## TO-DO LIST
1 - Set down the stretch of the passage on strategic management schools of thought from "Mintzberg (1990) makes" through "organization and market.", word for word.
2 - Answer these from the passage on strategic management schools of thought:
(a) Which work by Porter is given as an example of the design school?
(b) According to the evolutionary school commentators, between whom are strategies a compromise?
(c) What danger does Robson (1997) point to in the evolutionary approach?
3 - Write what comes next in the passage on strategic management schools of thought, picking up after its final sentence.

## GIVEN TEXT
──────────────────────────────
Schools of Thought: Design School There are differing schools of thought related to strategic management. Firstly the design school assumes that the strategic process is logical, rational and capable of giving true insight into the company. It makes the assumption that the users can learn to anticipate and respond to complexity in a controlled manner (Robson, 1997), using a range of models based upon principles. An example of this is Porter (1985), other examples include the Boston matrix and portfolio analysis. The disadvantage with this school has been that they assume predictability in an environment and do not take into account the interdependence of activities within an organization.

More importantly, they do not take into account the politics, culture, and leadership of an organization and are too simple. Mintzberg (1990) identifies a number of major difficulties with the prescriptive strategic process, processes are invalidated when there are major changes in competitors and government. He also concludes the following:

  • It may not be possible to determine the long-term good and, even if it were, those involved may not be willing to make the sacrifice, such as jobs or investment. This is particularly relevant within local government, which is dictated at local levels by the public.
  • The strategies proposed are logical and capable of being managed in the way proposed. Due to the political realities of many organizations, there may be many difficulties in practice.
  • Chief executives have the knowledge and power to choose between options. They do not need to persuade or compromise on their decisions. This may be naive in many organizations where the culture and leadership seek discussion as a matter of normal practice.
  • After careful analysis, strategy decisions can be clearly specified, summarised, and presented; they do not require further development, nor do they need to be altered because circumstances outside the organization have changed. This point may have some validity but is not always valid.

(Mintzberg, 1990) Schools of Thought: Evolutionary School Within these schools commentators such as Pettigrew (1985) and Mintzberg (1990) talk about a strategy that incorporates everything that rarely exists. They say strategies are borne about a compromise between power groups and involve a process of trial-and-error to determine the best strategy.

However, there is the danger that recent history will be used to justify or rationalize decisions and mistakes (Robson, 1997).

Mintzberg (1990) makes an important point here about both approaches – the design school and the evolutionary school. He concludes that both have a contribution to make and are not mutually exclusive. He also reiterates that while the three elements of strategic management interact and that strategic planning is not linear, it is still valuable to have some model of the planning process.

Criticisms of Michael Porter There have been suggestions by many scholars that strategy emerges (Rouleau & Sequin, 1995) and these scholars critique Porter’s methods. Most of the strategic literature shows the ideology that ‘what is good for the higher management is good for everyone’. Most of this literature shows there should or is no conflict with this (Harfield, 1997) or the industry, organization and market.
──────────────────────────────
## STORED DATA

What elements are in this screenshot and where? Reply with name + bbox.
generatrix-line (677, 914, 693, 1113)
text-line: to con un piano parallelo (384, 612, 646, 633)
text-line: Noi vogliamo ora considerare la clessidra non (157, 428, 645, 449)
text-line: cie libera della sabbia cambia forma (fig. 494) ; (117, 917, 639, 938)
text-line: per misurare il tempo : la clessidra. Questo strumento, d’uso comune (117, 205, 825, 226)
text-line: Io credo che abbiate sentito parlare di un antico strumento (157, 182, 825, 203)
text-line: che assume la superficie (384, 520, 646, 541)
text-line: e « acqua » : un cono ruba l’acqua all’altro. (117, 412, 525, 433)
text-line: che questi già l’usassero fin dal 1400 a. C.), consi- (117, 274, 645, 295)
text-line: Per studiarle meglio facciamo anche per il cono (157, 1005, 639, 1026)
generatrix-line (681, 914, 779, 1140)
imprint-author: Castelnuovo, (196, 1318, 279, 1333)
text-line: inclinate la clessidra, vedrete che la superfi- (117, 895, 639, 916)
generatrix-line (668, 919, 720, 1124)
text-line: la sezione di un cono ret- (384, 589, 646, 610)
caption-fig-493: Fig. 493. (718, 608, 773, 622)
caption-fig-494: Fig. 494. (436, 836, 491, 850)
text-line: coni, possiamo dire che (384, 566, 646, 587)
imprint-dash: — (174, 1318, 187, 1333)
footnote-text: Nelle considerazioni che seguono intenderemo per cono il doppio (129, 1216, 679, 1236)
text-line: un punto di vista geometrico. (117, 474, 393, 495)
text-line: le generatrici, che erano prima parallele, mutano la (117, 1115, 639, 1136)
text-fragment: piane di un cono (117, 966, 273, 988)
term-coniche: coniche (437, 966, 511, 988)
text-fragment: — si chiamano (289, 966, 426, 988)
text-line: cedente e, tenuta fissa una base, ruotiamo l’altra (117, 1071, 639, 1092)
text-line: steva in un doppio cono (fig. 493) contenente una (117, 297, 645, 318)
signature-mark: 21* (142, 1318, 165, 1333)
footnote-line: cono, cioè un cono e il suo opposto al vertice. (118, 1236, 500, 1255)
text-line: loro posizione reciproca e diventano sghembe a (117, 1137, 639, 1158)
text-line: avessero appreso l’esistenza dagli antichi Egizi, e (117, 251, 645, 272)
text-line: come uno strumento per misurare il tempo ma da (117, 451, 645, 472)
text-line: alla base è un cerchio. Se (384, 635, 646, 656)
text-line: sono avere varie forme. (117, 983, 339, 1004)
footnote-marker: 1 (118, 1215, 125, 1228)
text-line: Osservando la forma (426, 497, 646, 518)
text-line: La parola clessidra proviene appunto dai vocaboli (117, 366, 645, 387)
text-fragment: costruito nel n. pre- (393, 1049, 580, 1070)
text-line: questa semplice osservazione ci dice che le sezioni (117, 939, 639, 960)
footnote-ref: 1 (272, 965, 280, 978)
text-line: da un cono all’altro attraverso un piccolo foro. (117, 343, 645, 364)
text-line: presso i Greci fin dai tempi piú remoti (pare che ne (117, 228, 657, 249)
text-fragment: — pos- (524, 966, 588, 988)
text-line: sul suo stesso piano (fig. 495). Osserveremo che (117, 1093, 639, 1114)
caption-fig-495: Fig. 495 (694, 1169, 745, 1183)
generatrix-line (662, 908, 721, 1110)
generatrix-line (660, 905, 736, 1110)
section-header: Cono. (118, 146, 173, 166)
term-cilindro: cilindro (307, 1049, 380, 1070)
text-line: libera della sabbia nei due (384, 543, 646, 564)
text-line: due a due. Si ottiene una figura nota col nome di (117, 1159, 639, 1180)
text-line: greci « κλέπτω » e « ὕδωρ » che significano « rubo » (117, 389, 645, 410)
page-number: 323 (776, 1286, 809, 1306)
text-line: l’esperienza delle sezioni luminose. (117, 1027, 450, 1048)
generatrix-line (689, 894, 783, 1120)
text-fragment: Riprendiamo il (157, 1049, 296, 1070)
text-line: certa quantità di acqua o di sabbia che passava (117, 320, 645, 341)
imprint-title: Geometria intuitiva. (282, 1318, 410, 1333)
──────────────────────────────
## OUTPUTS BY TASK
1 -
Mintzberg (1990) makes an important point here about both approaches – the design school and the evolutionary school. He concludes that both have a contribution to make and are not mutually exclusive. He also reiterates that while the three elements of strategic management interact and that strategic planning is not linear, it is still valuable to have some model of the planning process.

Criticisms of Michael Porter There have been suggestions by many scholars that strategy emerges (Rouleau & Sequin, 1995) and these scholars critique Porter’s methods. Most of the strategic literature shows the ideology that ‘what is good for the higher management is good for everyone’. Most of this literature shows there should or is no conflict with this (Harfield, 1997) or the industry, organization and market.

2 -
(a) Porter (1985).
(b) Power groups.
(c) Recent history may be used to justify or rationalize decisions and mistakes.

3 -
Granovetter (1985) suggests the social and cultural aspects of all human endeavours. The five forces model of Porter (1980) is criticized by Shrivastava (1986) as not taking into account stakeholders’ well-being. He contests that it only attempts to maximize profits of the firm and is narrow in formulating success factors for senior managers.

The view of Knights (1992) is that strategy is a form of imperialism located within a discourse, which cloaks the power of managers as a class in culturally acceptable clothing of science and objectivity. His interpretation is that Porter’s generic strategies are difficult to implement but remain the most popular choice for senior managers within the financial sector. He says that the conditions needed to carry out the generic strategies is the ‘reality’ by the management to forget, neglect or deny subjectivity. The inherent problem with Porter’s strategy seems to be that if all businesses adopted his strategy then there would be no competitive advantage.

However, the whole world still uses the method to this day simply because it promises ‘unequal power’ brought about from ‘specialist knowledge’ to the senior management. Knight contests that management find Porter attractive as this expert knowledge provides an illusion of control, legitimacy and security amidst all the uncertainty. These ideas appear to support the view that ‘strategic management’ could be considered a myth as suggested by Beeby (1992) Strategic planning for information systems The exploitation of IT for strategic advantage began in the early 1970s largely as a response to changing global economic and social conditions and rapid advances in technology.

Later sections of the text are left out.